PROBLEM TO WORK ON: Look through the data below. Pick out the lines holding the string "appropriate".

MATERIAL FOR THIS TASK:
— BEGIN —

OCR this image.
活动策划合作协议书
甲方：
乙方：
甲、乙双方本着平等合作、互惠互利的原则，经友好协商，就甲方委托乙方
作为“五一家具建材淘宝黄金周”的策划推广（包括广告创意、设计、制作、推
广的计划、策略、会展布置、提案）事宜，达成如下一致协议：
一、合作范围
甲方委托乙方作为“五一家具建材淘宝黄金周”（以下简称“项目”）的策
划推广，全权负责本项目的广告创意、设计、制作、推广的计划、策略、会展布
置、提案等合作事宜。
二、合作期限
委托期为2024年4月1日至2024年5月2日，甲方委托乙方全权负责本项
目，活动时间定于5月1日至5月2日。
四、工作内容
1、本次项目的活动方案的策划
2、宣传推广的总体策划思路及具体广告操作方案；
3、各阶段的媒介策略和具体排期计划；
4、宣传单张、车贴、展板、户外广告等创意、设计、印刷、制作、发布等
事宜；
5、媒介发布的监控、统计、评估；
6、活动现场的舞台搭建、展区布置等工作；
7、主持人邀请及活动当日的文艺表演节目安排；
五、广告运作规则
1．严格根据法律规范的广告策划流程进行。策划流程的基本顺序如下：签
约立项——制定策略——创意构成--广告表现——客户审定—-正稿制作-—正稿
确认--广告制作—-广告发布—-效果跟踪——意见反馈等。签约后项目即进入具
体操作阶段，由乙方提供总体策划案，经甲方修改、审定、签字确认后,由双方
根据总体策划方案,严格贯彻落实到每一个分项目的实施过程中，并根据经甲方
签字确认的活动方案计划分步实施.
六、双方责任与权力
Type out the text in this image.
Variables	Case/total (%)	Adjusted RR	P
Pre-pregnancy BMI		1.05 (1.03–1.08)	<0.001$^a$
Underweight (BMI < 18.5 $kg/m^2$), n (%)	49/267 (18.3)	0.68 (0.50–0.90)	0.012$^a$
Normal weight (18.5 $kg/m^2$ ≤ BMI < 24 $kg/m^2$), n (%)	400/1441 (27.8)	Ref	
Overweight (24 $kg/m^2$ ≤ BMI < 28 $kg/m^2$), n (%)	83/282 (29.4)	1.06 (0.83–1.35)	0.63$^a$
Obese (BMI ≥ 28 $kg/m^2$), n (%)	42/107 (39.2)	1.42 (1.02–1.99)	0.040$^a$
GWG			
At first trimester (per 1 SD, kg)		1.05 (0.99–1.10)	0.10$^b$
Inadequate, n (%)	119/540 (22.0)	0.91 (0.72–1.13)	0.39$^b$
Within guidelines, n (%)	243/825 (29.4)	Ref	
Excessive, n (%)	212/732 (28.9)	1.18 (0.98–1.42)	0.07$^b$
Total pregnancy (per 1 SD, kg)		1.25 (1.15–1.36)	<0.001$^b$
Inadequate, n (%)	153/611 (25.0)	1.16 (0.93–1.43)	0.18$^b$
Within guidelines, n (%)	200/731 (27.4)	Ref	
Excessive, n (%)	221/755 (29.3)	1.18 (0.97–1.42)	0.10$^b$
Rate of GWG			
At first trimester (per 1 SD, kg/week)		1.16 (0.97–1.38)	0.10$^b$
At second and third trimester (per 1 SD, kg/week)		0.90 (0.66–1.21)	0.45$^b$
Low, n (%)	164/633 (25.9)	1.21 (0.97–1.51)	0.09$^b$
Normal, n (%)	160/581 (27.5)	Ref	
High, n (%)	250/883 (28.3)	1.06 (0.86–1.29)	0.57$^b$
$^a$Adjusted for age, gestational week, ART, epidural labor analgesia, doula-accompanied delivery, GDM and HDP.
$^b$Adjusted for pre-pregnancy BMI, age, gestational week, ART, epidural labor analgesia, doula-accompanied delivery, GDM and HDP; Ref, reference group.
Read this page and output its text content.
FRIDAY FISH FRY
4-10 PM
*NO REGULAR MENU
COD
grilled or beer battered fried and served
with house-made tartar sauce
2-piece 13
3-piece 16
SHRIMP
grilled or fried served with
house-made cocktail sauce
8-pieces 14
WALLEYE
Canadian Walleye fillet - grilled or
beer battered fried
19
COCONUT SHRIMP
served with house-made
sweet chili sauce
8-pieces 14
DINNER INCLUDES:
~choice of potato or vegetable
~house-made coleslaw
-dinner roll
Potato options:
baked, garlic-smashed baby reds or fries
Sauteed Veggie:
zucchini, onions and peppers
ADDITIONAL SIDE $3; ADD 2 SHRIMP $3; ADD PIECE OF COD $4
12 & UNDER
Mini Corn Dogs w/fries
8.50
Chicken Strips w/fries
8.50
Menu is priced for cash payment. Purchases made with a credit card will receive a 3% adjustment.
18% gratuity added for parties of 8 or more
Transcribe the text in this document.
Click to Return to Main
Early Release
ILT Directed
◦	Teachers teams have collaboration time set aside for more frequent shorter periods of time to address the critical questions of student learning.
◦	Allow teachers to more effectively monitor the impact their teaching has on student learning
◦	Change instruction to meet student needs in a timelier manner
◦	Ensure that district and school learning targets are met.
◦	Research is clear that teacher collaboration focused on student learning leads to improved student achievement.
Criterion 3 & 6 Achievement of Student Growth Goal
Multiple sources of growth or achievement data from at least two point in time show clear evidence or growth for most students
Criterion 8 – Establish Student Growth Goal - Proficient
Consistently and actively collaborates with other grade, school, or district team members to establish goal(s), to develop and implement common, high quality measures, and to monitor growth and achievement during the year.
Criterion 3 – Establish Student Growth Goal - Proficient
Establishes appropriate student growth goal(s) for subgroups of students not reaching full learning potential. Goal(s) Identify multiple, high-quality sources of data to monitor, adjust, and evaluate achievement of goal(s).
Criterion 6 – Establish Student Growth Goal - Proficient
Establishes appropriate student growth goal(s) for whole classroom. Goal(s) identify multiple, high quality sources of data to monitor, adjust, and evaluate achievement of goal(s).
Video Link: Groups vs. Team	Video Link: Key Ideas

— END —

SOLUTION FOR THIS PROBLEM:
Establishes appropriate student growth goal(s) for subgroups of students not reaching full learning potential. Goal(s) Identify multiple, high-quality sources of data to monitor, adjust, and evaluate achievement of goal(s).
Establishes appropriate student growth goal(s) for whole classroom. Goal(s) identify multiple, high quality sources of data to monitor, adjust, and evaluate achievement of goal(s).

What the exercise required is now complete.